PAGE EXCERPT Start Marker
I like clean code. I like code that has visible quality, and I like predictable codebases which look like they were written by one developer. I like static analysis because it significantly helps to achieve all the aforementioned things. In my last article, I wrote about mistakes in using static analysis in software projects. Now I would like to go a step forward and give advice how to choose the right tool(s). I would say that even with a subset of these tools you will have numerous benefits such as fewer bugs, better maintainability, cleaner and simpler code. Let’s start with theory and motivation.
One Tool Isn't Enough
When it comes to choice static analysis tools, the first line of possibilities are tools widely accepted by the community—in Java landscape PMD, FindBugs and CheckStyle. One of these tools is almost in every project, but rarely are there more than two of them. And that’s wrong, but maybe it's hard to convince anybody who is responsible for that project of that. Maybe it’s even more difficult to make a codebase compliant to all of these tools. Without a doubt, static analysis has proven its usefulness, and we should be very interested in using it. But not just one tool, but several tools at once.
I believe that we are using incorrect, vague arguments and statements about static analysis. When I hear there are pretty much false positives or these tools are checking the same things without particular example, I get a bit angry. So what is my argument when I am talking about SA tools? In my perspective, there are five categories in which are tools distributed:
- tools checking conventions
- tools avoiding using bad practices
- tools finding potential bugs
- tools checking architectural issues
- tools measuring code coverage
Are you an architect, lead developer, project manager, or any other developer interested in a project? Would you like to check rules enforcing code conventions and best practices, clean architecture, good code coverage, and avoid silly technical bugs within each build of your software? Then continue reading. All you need is a static analysis tool for all the aforementioned categories. With these categories in mind, you can spot the tools that are not sufficient, and the ones in each category that complement each other.
PAGE EXCERPT End Marker
● **THINGS TO DO**
a - List the categories into which the article on static analysis tools sorts these tools.
b - Which Java tools does the static analysis article name as widely accepted by the community?
c - Extend the article on static analysis tools with a few paragraphs that pick up after its final sentence.
GIVEN INFORMATION Start Marker
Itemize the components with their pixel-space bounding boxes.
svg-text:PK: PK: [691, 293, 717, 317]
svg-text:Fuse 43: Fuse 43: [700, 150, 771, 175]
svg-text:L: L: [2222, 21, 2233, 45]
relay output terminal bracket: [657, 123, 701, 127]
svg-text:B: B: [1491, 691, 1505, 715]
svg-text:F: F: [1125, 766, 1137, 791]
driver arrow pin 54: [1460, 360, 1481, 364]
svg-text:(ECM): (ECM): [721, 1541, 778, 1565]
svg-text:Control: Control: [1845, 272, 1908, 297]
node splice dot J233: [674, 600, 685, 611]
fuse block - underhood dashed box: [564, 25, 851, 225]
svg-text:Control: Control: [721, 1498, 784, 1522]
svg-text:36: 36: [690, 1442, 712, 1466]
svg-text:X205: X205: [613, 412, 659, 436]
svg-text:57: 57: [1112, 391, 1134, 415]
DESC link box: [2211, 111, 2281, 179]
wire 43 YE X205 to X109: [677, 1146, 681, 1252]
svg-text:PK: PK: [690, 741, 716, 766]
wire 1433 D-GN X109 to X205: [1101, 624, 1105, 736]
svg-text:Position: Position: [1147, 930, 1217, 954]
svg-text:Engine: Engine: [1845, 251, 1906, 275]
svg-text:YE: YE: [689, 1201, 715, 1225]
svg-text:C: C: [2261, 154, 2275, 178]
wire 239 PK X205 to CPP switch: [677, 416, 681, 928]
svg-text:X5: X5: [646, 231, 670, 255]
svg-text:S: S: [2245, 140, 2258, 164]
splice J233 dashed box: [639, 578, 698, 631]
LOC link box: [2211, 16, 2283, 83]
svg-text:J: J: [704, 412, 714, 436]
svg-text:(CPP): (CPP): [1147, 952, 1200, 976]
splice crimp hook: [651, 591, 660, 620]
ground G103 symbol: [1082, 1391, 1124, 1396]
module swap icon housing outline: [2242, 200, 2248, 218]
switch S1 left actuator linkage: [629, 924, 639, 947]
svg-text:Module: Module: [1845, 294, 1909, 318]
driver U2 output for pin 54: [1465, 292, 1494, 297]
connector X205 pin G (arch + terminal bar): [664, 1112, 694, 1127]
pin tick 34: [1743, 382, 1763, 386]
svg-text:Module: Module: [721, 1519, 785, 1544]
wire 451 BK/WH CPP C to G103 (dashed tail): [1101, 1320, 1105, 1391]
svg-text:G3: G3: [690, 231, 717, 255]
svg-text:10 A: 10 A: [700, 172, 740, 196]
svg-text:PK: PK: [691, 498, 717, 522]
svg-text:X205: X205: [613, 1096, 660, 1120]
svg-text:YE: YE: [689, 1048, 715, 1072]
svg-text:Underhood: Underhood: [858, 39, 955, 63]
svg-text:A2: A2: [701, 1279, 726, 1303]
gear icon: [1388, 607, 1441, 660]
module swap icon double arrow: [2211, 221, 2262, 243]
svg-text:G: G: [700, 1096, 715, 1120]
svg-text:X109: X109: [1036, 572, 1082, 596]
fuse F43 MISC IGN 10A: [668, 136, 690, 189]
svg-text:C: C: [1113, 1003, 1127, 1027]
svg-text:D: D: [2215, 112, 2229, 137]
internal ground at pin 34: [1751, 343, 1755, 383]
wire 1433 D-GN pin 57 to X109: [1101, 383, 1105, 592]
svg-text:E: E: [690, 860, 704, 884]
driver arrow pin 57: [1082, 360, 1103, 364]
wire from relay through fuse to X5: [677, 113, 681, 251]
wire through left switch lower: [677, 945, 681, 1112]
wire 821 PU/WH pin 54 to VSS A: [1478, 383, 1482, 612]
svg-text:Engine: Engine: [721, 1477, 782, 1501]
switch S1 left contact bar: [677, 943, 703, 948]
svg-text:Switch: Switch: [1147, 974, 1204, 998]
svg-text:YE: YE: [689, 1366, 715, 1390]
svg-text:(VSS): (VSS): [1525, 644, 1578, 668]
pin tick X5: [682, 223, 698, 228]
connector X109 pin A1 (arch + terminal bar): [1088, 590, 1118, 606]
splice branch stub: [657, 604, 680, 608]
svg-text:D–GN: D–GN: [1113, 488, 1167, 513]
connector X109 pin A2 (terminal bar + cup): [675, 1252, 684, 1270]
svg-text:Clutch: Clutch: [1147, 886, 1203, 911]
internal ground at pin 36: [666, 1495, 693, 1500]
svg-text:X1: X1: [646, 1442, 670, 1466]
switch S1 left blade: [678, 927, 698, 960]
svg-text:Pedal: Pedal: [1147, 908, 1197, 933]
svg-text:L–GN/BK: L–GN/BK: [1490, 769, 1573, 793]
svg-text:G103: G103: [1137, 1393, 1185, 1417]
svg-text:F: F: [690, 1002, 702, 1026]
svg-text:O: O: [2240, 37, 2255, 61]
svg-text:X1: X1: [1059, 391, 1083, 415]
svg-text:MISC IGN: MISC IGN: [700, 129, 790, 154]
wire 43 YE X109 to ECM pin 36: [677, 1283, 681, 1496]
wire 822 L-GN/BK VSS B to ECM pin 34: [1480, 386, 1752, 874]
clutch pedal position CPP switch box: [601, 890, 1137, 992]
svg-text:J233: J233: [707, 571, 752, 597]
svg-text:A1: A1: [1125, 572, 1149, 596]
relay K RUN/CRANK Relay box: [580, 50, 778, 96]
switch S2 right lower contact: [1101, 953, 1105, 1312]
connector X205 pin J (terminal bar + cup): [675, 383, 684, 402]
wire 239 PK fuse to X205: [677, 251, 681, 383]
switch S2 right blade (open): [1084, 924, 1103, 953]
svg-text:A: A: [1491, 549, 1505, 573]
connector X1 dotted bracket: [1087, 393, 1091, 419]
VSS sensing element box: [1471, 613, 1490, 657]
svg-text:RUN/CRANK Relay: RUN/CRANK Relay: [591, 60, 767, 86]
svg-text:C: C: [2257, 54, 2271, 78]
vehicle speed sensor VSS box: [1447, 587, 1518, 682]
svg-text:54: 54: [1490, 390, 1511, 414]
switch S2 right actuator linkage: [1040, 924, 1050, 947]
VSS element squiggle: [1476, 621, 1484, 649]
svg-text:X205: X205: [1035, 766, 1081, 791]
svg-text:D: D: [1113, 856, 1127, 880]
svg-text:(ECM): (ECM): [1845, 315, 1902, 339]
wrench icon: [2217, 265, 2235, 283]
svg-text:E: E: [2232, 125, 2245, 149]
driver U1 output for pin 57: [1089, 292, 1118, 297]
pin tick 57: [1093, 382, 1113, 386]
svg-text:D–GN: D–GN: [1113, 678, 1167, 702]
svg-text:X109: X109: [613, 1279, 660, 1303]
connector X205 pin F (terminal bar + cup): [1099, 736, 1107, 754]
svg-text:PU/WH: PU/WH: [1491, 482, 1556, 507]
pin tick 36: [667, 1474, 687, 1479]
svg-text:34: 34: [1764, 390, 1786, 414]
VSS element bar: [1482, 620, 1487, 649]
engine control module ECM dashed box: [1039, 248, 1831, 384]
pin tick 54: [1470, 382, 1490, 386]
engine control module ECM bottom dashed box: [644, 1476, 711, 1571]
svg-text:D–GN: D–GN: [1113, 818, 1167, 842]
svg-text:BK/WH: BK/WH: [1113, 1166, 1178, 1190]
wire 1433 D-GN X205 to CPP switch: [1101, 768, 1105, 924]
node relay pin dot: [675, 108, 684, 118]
GIVEN INFORMATION End Marker
● **ANSWERS TO THE TASKS**
a -
- Tools checking conventions
- Tools avoiding using bad practices
- Tools finding potential bugs
- Tools checking architectural issues
- Tools measuring code coverage

b - PMD, FindBugs and CheckStyle.

c -
These tools aim to check code conventions—naming, format, and usage of comments. Rules are very simple and using them helps with uniform-looking and consistent code. It has no impact on performance or stability, but enables people in a team to work together and get rid of useless discussions—typical tabs or spaces. We need these tools aligned with code conventions of the project and always need to have a custom configuration to spare the team from the avalanche of irrelevant feedback.
Bad Practice Checking
Rules are checking well-known behaviors that systematically lead to difficulties over time, such as dead code or long complex methods. You can think of this tool as a friend who is kindly reminding you that developed code contains something out of place or missing. (For example, a missing hashCode implementation when equals provided.)
Finding Potential Bugs
There are many places in the code needed to be taken into account to spot some buggy behavior. And it’s even harder because, in order to understand the buggy behavior, it means going through sequences of code. Tools for Java are often working on bytecode level, so it can check things that are almost impossible to spot (or it can be easily overseen) at the source level.
While conventional static analysis tools are focusing on checking the source code, the architectural static analysis tools are focused on the overall architecture of the software. For example, not using the data access layer directly inside the UI, or checking usage of some framework-specific annotations only in particular classes. I wasn’t aware of those tools for a long time; instead, I was used to writing something internally called “Quality assurance tests” which has one goal: verify that some annotation is present on the class implementing given interface. Tools for checking architecture issues will do much more work in a standardized way.
Code Coverage Measuring
Code coverage measuring is performed by running unit and integration tests and measuring coverage of executed production code along the way. It would check every condition and every line of code if it were executed and provide a percentage how many code was executed to not executed. Industry standards are very questionable and very different project-to-project. I have seen thresholds on 80 percent and 55 percent, as well. In my opinion, there is one big mistake in using such tools: checking coverage for different kinds of the tests altogether. It’s important to have divided execution of the tests in the build process and code coverage should have different thresholds set for different groups of the test. For example for unit test, it should be close to 100 percent, for integration close to 80 percent and end-to-end test close to 50 percent.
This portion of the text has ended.